* START *

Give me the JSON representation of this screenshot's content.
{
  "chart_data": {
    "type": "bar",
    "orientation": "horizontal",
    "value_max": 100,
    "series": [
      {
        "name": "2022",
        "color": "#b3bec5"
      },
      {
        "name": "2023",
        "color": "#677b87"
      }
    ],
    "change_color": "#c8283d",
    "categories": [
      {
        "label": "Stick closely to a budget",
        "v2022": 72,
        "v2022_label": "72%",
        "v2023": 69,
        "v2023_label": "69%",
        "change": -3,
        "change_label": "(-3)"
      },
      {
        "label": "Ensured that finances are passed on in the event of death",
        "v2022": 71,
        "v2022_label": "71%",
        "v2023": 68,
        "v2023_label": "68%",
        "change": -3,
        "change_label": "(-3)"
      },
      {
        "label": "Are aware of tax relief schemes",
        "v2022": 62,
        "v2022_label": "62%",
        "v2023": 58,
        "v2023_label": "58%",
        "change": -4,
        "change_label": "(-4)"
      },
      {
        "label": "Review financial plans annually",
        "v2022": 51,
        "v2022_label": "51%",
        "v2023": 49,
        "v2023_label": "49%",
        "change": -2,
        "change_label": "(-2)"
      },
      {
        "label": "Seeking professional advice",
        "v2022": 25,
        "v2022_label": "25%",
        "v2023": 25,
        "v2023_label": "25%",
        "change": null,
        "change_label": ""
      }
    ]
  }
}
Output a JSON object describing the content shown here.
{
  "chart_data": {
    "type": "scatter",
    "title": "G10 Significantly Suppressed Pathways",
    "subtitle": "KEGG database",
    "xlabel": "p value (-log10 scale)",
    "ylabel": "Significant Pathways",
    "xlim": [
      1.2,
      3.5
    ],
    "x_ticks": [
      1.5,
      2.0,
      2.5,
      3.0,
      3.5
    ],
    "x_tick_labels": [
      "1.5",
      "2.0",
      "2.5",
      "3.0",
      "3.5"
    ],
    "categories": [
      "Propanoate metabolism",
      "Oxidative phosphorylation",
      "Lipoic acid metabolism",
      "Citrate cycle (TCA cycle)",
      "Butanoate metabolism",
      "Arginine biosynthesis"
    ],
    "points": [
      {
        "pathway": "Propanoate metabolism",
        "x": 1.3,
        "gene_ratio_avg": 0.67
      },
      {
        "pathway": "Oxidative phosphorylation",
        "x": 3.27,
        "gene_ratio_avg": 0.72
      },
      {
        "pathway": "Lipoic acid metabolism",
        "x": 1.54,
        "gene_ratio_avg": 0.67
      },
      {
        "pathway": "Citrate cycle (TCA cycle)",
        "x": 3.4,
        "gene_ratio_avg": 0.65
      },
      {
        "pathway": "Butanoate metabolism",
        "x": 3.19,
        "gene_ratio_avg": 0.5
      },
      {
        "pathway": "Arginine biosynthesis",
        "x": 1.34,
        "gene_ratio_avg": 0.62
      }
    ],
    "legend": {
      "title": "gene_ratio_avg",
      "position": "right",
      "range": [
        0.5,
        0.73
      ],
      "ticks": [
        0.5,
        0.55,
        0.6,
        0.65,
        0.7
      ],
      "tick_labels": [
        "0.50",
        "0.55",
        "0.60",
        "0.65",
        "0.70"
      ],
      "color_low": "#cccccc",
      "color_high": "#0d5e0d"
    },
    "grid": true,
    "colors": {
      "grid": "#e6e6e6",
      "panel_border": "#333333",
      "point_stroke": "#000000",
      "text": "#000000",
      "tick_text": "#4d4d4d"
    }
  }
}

* END *

▶ _Directive_
Every record should be given again exactly.

▶ _Worked answer_
Give me the JSON representation of this screenshot's content.
{
  "chart_data": {
    "type": "bar",
    "orientation": "horizontal",
    "value_max": 100,
    "series": [
      {
        "name": "2022",
        "color": "#b3bec5"
      },
      {
        "name": "2023",
        "color": "#677b87"
      }
    ],
    "change_color": "#c8283d",
    "categories": [
      {
        "label": "Stick closely to a budget",
        "v2022": 72,
        "v2022_label": "72%",
        "v2023": 69,
        "v2023_label": "69%",
        "change": -3,
        "change_label": "(-3)"
      },
      {
        "label": "Ensured that finances are passed on in the event of death",
        "v2022": 71,
        "v2022_label": "71%",
        "v2023": 68,
        "v2023_label": "68%",
        "change": -3,
        "change_label": "(-3)"
      },
      {
        "label": "Are aware of tax relief schemes",
        "v2022": 62,
        "v2022_label": "62%",
        "v2023": 58,
        "v2023_label": "58%",
        "change": -4,
        "change_label": "(-4)"
      },
      {
        "label": "Review financial plans annually",
        "v2022": 51,
        "v2022_label": "51%",
        "v2023": 49,
        "v2023_label": "49%",
        "change": -2,
        "change_label": "(-2)"
      },
      {
        "label": "Seeking professional advice",
        "v2022": 25,
        "v2022_label": "25%",
        "v2023": 25,
        "v2023_label": "25%",
        "change": null,
        "change_label": ""
      }
    ]
  }
}
Output a JSON object describing the content shown here.
{
  "chart_data": {
    "type": "scatter",
    "title": "G10 Significantly Suppressed Pathways",
    "subtitle": "KEGG database",
    "xlabel": "p value (-log10 scale)",
    "ylabel": "Significant Pathways",
    "xlim": [
      1.2,
      3.5
    ],
    "x_ticks": [
      1.5,
      2.0,
      2.5,
      3.0,
      3.5
    ],
    "x_tick_labels": [
      "1.5",
      "2.0",
      "2.5",
      "3.0",
      "3.5"
    ],
    "categories": [
      "Propanoate metabolism",
      "Oxidative phosphorylation",
      "Lipoic acid metabolism",
      "Citrate cycle (TCA cycle)",
      "Butanoate metabolism",
      "Arginine biosynthesis"
    ],
    "points": [
      {
        "pathway": "Propanoate metabolism",
        "x": 1.3,
        "gene_ratio_avg": 0.67
      },
      {
        "pathway": "Oxidative phosphorylation",
        "x": 3.27,
        "gene_ratio_avg": 0.72
      },
      {
        "pathway": "Lipoic acid metabolism",
        "x": 1.54,
        "gene_ratio_avg": 0.67
      },
      {
        "pathway": "Citrate cycle (TCA cycle)",
        "x": 3.4,
        "gene_ratio_avg": 0.65
      },
      {
        "pathway": "Butanoate metabolism",
        "x": 3.19,
        "gene_ratio_avg": 0.5
      },
      {
        "pathway": "Arginine biosynthesis",
        "x": 1.34,
        "gene_ratio_avg": 0.62
      }
    ],
    "legend": {
      "title": "gene_ratio_avg",
      "position": "right",
      "range": [
        0.5,
        0.73
      ],
      "ticks": [
        0.5,
        0.55,
        0.6,
        0.65,
        0.7
      ],
      "tick_labels": [
        "0.50",
        "0.55",
        "0.60",
        "0.65",
        "0.70"
      ],
      "color_low": "#cccccc",
      "color_high": "#0d5e0d"
    },
    "grid": true,
    "colors": {
      "grid": "#e6e6e6",
      "panel_border": "#333333",
      "point_stroke": "#000000",
      "text": "#000000",
      "tick_text": "#4d4d4d"
    }
  }
}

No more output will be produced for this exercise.